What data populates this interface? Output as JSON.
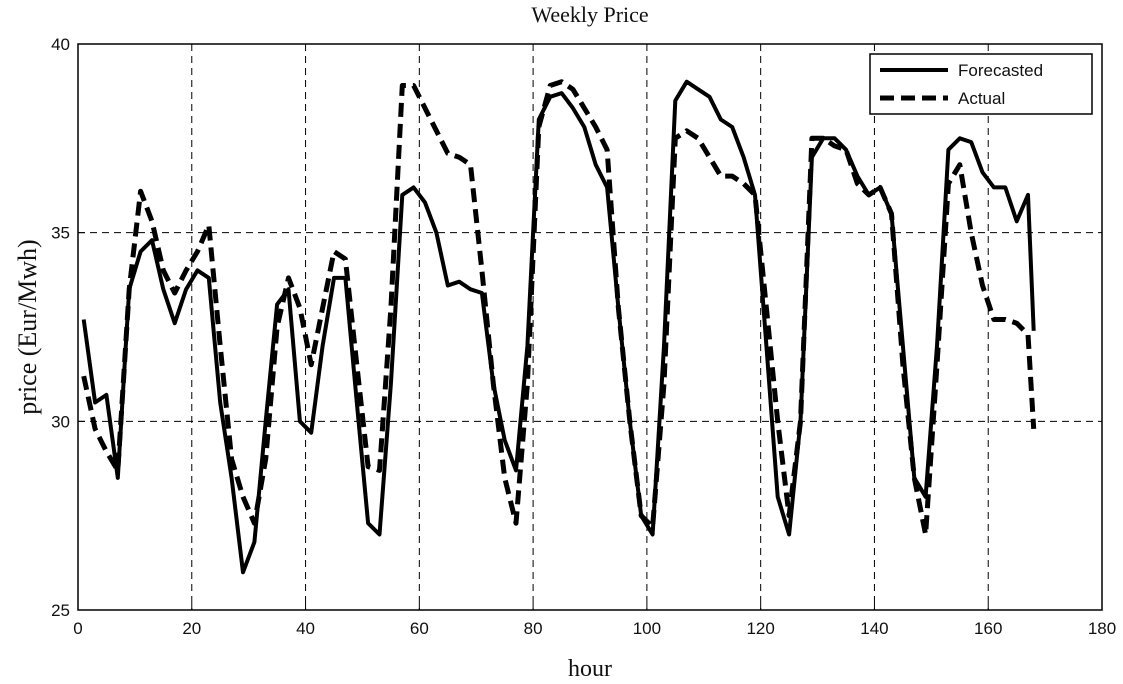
{
  "chart_data": {
    "type": "line",
    "title": "Weekly Price",
    "x_label": "hour",
    "y_label": "price (Eur/Mwh)",
    "x": [
      1,
      3,
      5,
      7,
      9,
      11,
      13,
      15,
      17,
      19,
      21,
      23,
      25,
      27,
      29,
      31,
      33,
      35,
      37,
      39,
      41,
      43,
      45,
      47,
      49,
      51,
      53,
      55,
      57,
      59,
      61,
      63,
      65,
      67,
      69,
      71,
      73,
      75,
      77,
      79,
      81,
      83,
      85,
      87,
      89,
      91,
      93,
      95,
      97,
      99,
      101,
      103,
      105,
      107,
      109,
      111,
      113,
      115,
      117,
      119,
      121,
      123,
      125,
      127,
      129,
      131,
      133,
      135,
      137,
      139,
      141,
      143,
      145,
      147,
      149,
      151,
      153,
      155,
      157,
      159,
      161,
      163,
      165,
      167,
      168
    ],
    "series": [
      {
        "name": "Forecasted",
        "color": "#000000",
        "linestyle": "solid",
        "values": [
          32.7,
          30.5,
          30.7,
          28.5,
          33.5,
          34.5,
          34.8,
          33.5,
          32.6,
          33.5,
          34.0,
          33.8,
          30.5,
          28.5,
          26.0,
          26.8,
          30,
          33.1,
          33.5,
          30,
          29.7,
          32,
          33.8,
          33.8,
          30.5,
          27.3,
          27.0,
          31,
          36,
          36.2,
          35.8,
          35,
          33.6,
          33.7,
          33.5,
          33.4,
          31,
          29.5,
          28.7,
          32,
          38,
          38.6,
          38.7,
          38.3,
          37.8,
          36.8,
          36.2,
          33,
          30,
          27.5,
          27.0,
          32,
          38.5,
          39.0,
          38.8,
          38.6,
          38,
          37.8,
          37,
          36,
          32,
          28,
          27,
          30,
          37,
          37.5,
          37.5,
          37.2,
          36.5,
          36,
          36.2,
          35.5,
          32,
          28.5,
          28,
          32,
          37.2,
          37.5,
          37.4,
          36.6,
          36.2,
          36.2,
          35.3,
          36,
          32.4
        ]
      },
      {
        "name": "Actual",
        "color": "#000000",
        "linestyle": "dashed",
        "values": [
          31.2,
          29.8,
          29.2,
          28.7,
          33.5,
          36.1,
          35.3,
          34,
          33.4,
          34,
          34.5,
          35.2,
          32,
          29,
          28,
          27.3,
          29,
          32.5,
          33.8,
          33,
          31.5,
          33,
          34.5,
          34.3,
          31.5,
          28.8,
          28.7,
          33,
          38.9,
          38.9,
          38.3,
          37.7,
          37.1,
          37,
          36.8,
          34,
          31,
          28.5,
          27.3,
          31,
          37.8,
          38.9,
          39,
          38.8,
          38.3,
          37.8,
          37.2,
          33,
          30,
          27.5,
          27.2,
          31,
          37.5,
          37.7,
          37.5,
          37,
          36.5,
          36.5,
          36.3,
          36,
          33,
          30,
          27.5,
          30,
          37.5,
          37.5,
          37.3,
          37.2,
          36.3,
          36,
          36.2,
          35.5,
          31.5,
          28.5,
          27.0,
          31.5,
          36.3,
          36.8,
          35,
          33.6,
          32.7,
          32.7,
          32.6,
          32.3,
          29.8
        ]
      }
    ],
    "xlim": [
      0,
      180
    ],
    "xticks": [
      0,
      20,
      40,
      60,
      80,
      100,
      120,
      140,
      160,
      180
    ],
    "ylim": [
      25,
      40
    ],
    "yticks": [
      25,
      30,
      35,
      40
    ],
    "grid": true,
    "legend": "upper right"
  }
}
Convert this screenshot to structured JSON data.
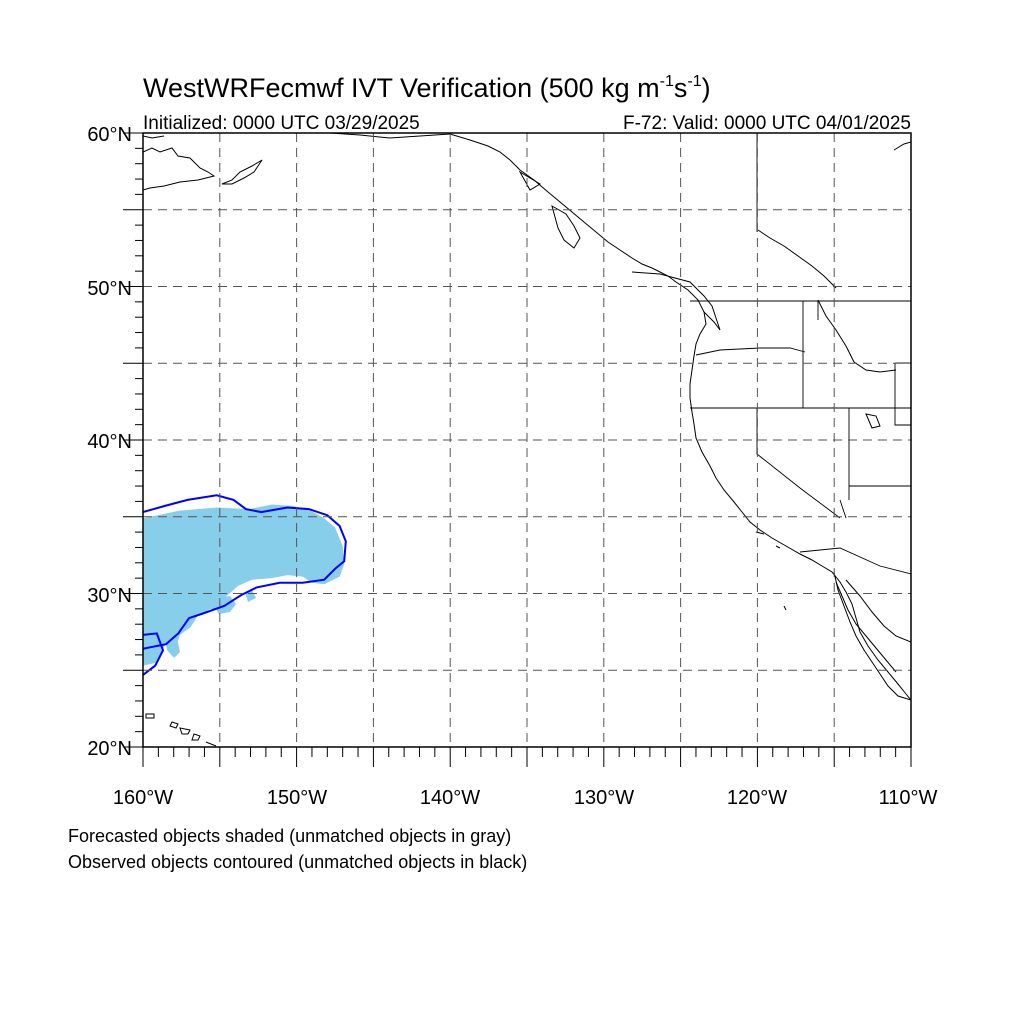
{
  "header": {
    "title": "WestWRFecmwf IVT Verification (500 kg m",
    "title_exp1": "-1",
    "title_mid": "s",
    "title_exp2": "-1",
    "title_end": ")",
    "initialized": "Initialized: 0000 UTC 03/29/2025",
    "valid": "F-72: Valid: 0000 UTC 04/01/2025"
  },
  "map": {
    "lon_range": [
      -160,
      -110
    ],
    "lat_range": [
      20,
      60
    ],
    "gridlines": "dashed",
    "lat_labels": [
      "60°N",
      "50°N",
      "40°N",
      "30°N",
      "20°N"
    ],
    "lon_labels": [
      "160°W",
      "150°W",
      "140°W",
      "130°W",
      "120°W",
      "110°W"
    ],
    "forecast_object_color": "#87ceeb",
    "observed_contour_color": "#0000ff",
    "coastline_color": "#000000",
    "forecast_object_outline": [
      [
        -160,
        34.9
      ],
      [
        -157.6,
        35.4
      ],
      [
        -155.2,
        35.6
      ],
      [
        -153.1,
        35.5
      ],
      [
        -151.6,
        35.8
      ],
      [
        -150.2,
        35.7
      ],
      [
        -149.1,
        35.4
      ],
      [
        -148.2,
        34.9
      ],
      [
        -147.5,
        34.3
      ],
      [
        -147.0,
        33.1
      ],
      [
        -146.9,
        31.9
      ],
      [
        -147.2,
        31.1
      ],
      [
        -148.2,
        30.6
      ],
      [
        -149.0,
        30.7
      ],
      [
        -149.6,
        31.1
      ],
      [
        -150.6,
        31.2
      ],
      [
        -151.6,
        31.0
      ],
      [
        -152.9,
        30.9
      ],
      [
        -153.8,
        30.5
      ],
      [
        -154.6,
        29.8
      ],
      [
        -154.8,
        28.9
      ],
      [
        -155.6,
        29.0
      ],
      [
        -156.4,
        28.6
      ],
      [
        -156.9,
        27.8
      ],
      [
        -157.6,
        27.3
      ],
      [
        -157.9,
        26.3
      ],
      [
        -158.5,
        26.8
      ],
      [
        -159.1,
        25.5
      ],
      [
        -160,
        25.3
      ]
    ],
    "observed_contour": [
      [
        -160,
        35.3
      ],
      [
        -158.6,
        35.7
      ],
      [
        -157.1,
        36.1
      ],
      [
        -155.2,
        36.4
      ],
      [
        -154.1,
        36.1
      ],
      [
        -153.3,
        35.5
      ],
      [
        -152.3,
        35.3
      ],
      [
        -150.6,
        35.6
      ],
      [
        -149.2,
        35.5
      ],
      [
        -148.0,
        35.1
      ],
      [
        -147.2,
        34.4
      ],
      [
        -146.8,
        33.4
      ],
      [
        -146.9,
        32.1
      ],
      [
        -147.5,
        31.6
      ],
      [
        -148.2,
        30.9
      ],
      [
        -149.6,
        30.7
      ],
      [
        -151.1,
        30.7
      ],
      [
        -152.6,
        30.4
      ],
      [
        -153.6,
        29.9
      ],
      [
        -154.7,
        29.2
      ],
      [
        -156.1,
        28.7
      ],
      [
        -157.0,
        28.4
      ],
      [
        -157.7,
        27.4
      ],
      [
        -158.5,
        26.7
      ],
      [
        -159.5,
        26.5
      ],
      [
        -160,
        26.4
      ]
    ],
    "observed_contour_loop": [
      [
        -160,
        27.3
      ],
      [
        -159.1,
        27.4
      ],
      [
        -158.7,
        26.3
      ],
      [
        -159.2,
        25.3
      ],
      [
        -160,
        24.7
      ]
    ]
  },
  "captions": {
    "line1": "Forecasted objects shaded (unmatched objects in gray)",
    "line2": "Observed objects contoured (unmatched objects in black)"
  }
}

Exercise prompt>
Keep the pictures out of the copy and return the rest of the data above exactly.

Task result>
What data populates this interface? Output as JSON.
{
  "chart_data": {
    "type": "line",
    "title": "Weekly Price",
    "x_label": "hour",
    "y_label": "price (Eur/Mwh)",
    "x": [
      1,
      3,
      5,
      7,
      9,
      11,
      13,
      15,
      17,
      19,
      21,
      23,
      25,
      27,
      29,
      31,
      33,
      35,
      37,
      39,
      41,
      43,
      45,
      47,
      49,
      51,
      53,
      55,
      57,
      59,
      61,
      63,
      65,
      67,
      69,
      71,
      73,
      75,
      77,
      79,
      81,
      83,
      85,
      87,
      89,
      91,
      93,
      95,
      97,
      99,
      101,
      103,
      105,
      107,
      109,
      111,
      113,
      115,
      117,
      119,
      121,
      123,
      125,
      127,
      129,
      131,
      133,
      135,
      137,
      139,
      141,
      143,
      145,
      147,
      149,
      151,
      153,
      155,
      157,
      159,
      161,
      163,
      165,
      167,
      168
    ],
    "series": [
      {
        "name": "Forecasted",
        "color": "#000000",
        "linestyle": "solid",
        "values": [
          32.7,
          30.5,
          30.7,
          28.5,
          33.5,
          34.5,
          34.8,
          33.5,
          32.6,
          33.5,
          34.0,
          33.8,
          30.5,
          28.5,
          26.0,
          26.8,
          30,
          33.1,
          33.5,
          30,
          29.7,
          32,
          33.8,
          33.8,
          30.5,
          27.3,
          27.0,
          31,
          36,
          36.2,
          35.8,
          35,
          33.6,
          33.7,
          33.5,
          33.4,
          31,
          29.5,
          28.7,
          32,
          38,
          38.6,
          38.7,
          38.3,
          37.8,
          36.8,
          36.2,
          33,
          30,
          27.5,
          27.0,
          32,
          38.5,
          39.0,
          38.8,
          38.6,
          38,
          37.8,
          37,
          36,
          32,
          28,
          27,
          30,
          37,
          37.5,
          37.5,
          37.2,
          36.5,
          36,
          36.2,
          35.5,
          32,
          28.5,
          28,
          32,
          37.2,
          37.5,
          37.4,
          36.6,
          36.2,
          36.2,
          35.3,
          36,
          32.4
        ]
      },
      {
        "name": "Actual",
        "color": "#000000",
        "linestyle": "dashed",
        "values": [
          31.2,
          29.8,
          29.2,
          28.7,
          33.5,
          36.1,
          35.3,
          34,
          33.4,
          34,
          34.5,
          35.2,
          32,
          29,
          28,
          27.3,
          29,
          32.5,
          33.8,
          33,
          31.5,
          33,
          34.5,
          34.3,
          31.5,
          28.8,
          28.7,
          33,
          38.9,
          38.9,
          38.3,
          37.7,
          37.1,
          37,
          36.8,
          34,
          31,
          28.5,
          27.3,
          31,
          37.8,
          38.9,
          39,
          38.8,
          38.3,
          37.8,
          37.2,
          33,
          30,
          27.5,
          27.2,
          31,
          37.5,
          37.7,
          37.5,
          37,
          36.5,
          36.5,
          36.3,
          36,
          33,
          30,
          27.5,
          30,
          37.5,
          37.5,
          37.3,
          37.2,
          36.3,
          36,
          36.2,
          35.5,
          31.5,
          28.5,
          27.0,
          31.5,
          36.3,
          36.8,
          35,
          33.6,
          32.7,
          32.7,
          32.6,
          32.3,
          29.8
        ]
      }
    ],
    "xlim": [
      0,
      180
    ],
    "xticks": [
      0,
      20,
      40,
      60,
      80,
      100,
      120,
      140,
      160,
      180
    ],
    "ylim": [
      25,
      40
    ],
    "yticks": [
      25,
      30,
      35,
      40
    ],
    "grid": true,
    "legend": "upper right"
  }
}
Convert this screenshot to structured JSON data.
{
  "header": {
    "title": "WestWRFecmwf IVT Verification (500 kg m",
    "title_exp1": "-1",
    "title_mid": "s",
    "title_exp2": "-1",
    "title_end": ")",
    "initialized": "Initialized: 0000 UTC 03/29/2025",
    "valid": "F-72: Valid: 0000 UTC 04/01/2025"
  },
  "map": {
    "lon_range": [
      -160,
      -110
    ],
    "lat_range": [
      20,
      60
    ],
    "gridlines": "dashed",
    "lat_labels": [
      "60°N",
      "50°N",
      "40°N",
      "30°N",
      "20°N"
    ],
    "lon_labels": [
      "160°W",
      "150°W",
      "140°W",
      "130°W",
      "120°W",
      "110°W"
    ],
    "forecast_object_color": "#87ceeb",
    "observed_contour_color": "#0000ff",
    "coastline_color": "#000000",
    "forecast_object_outline": [
      [
        -160,
        34.9
      ],
      [
        -157.6,
        35.4
      ],
      [
        -155.2,
        35.6
      ],
      [
        -153.1,
        35.5
      ],
      [
        -151.6,
        35.8
      ],
      [
        -150.2,
        35.7
      ],
      [
        -149.1,
        35.4
      ],
      [
        -148.2,
        34.9
      ],
      [
        -147.5,
        34.3
      ],
      [
        -147.0,
        33.1
      ],
      [
        -146.9,
        31.9
      ],
      [
        -147.2,
        31.1
      ],
      [
        -148.2,
        30.6
      ],
      [
        -149.0,
        30.7
      ],
      [
        -149.6,
        31.1
      ],
      [
        -150.6,
        31.2
      ],
      [
        -151.6,
        31.0
      ],
      [
        -152.9,
        30.9
      ],
      [
        -153.8,
        30.5
      ],
      [
        -154.6,
        29.8
      ],
      [
        -154.8,
        28.9
      ],
      [
        -155.6,
        29.0
      ],
      [
        -156.4,
        28.6
      ],
      [
        -156.9,
        27.8
      ],
      [
        -157.6,
        27.3
      ],
      [
        -157.9,
        26.3
      ],
      [
        -158.5,
        26.8
      ],
      [
        -159.1,
        25.5
      ],
      [
        -160,
        25.3
      ]
    ],
    "observed_contour": [
      [
        -160,
        35.3
      ],
      [
        -158.6,
        35.7
      ],
      [
        -157.1,
        36.1
      ],
      [
        -155.2,
        36.4
      ],
      [
        -154.1,
        36.1
      ],
      [
        -153.3,
        35.5
      ],
      [
        -152.3,
        35.3
      ],
      [
        -150.6,
        35.6
      ],
      [
        -149.2,
        35.5
      ],
      [
        -148.0,
        35.1
      ],
      [
        -147.2,
        34.4
      ],
      [
        -146.8,
        33.4
      ],
      [
        -146.9,
        32.1
      ],
      [
        -147.5,
        31.6
      ],
      [
        -148.2,
        30.9
      ],
      [
        -149.6,
        30.7
      ],
      [
        -151.1,
        30.7
      ],
      [
        -152.6,
        30.4
      ],
      [
        -153.6,
        29.9
      ],
      [
        -154.7,
        29.2
      ],
      [
        -156.1,
        28.7
      ],
      [
        -157.0,
        28.4
      ],
      [
        -157.7,
        27.4
      ],
      [
        -158.5,
        26.7
      ],
      [
        -159.5,
        26.5
      ],
      [
        -160,
        26.4
      ]
    ],
    "observed_contour_loop": [
      [
        -160,
        27.3
      ],
      [
        -159.1,
        27.4
      ],
      [
        -158.7,
        26.3
      ],
      [
        -159.2,
        25.3
      ],
      [
        -160,
        24.7
      ]
    ]
  },
  "captions": {
    "line1": "Forecasted objects shaded (unmatched objects in gray)",
    "line2": "Observed objects contoured (unmatched objects in black)"
  }
}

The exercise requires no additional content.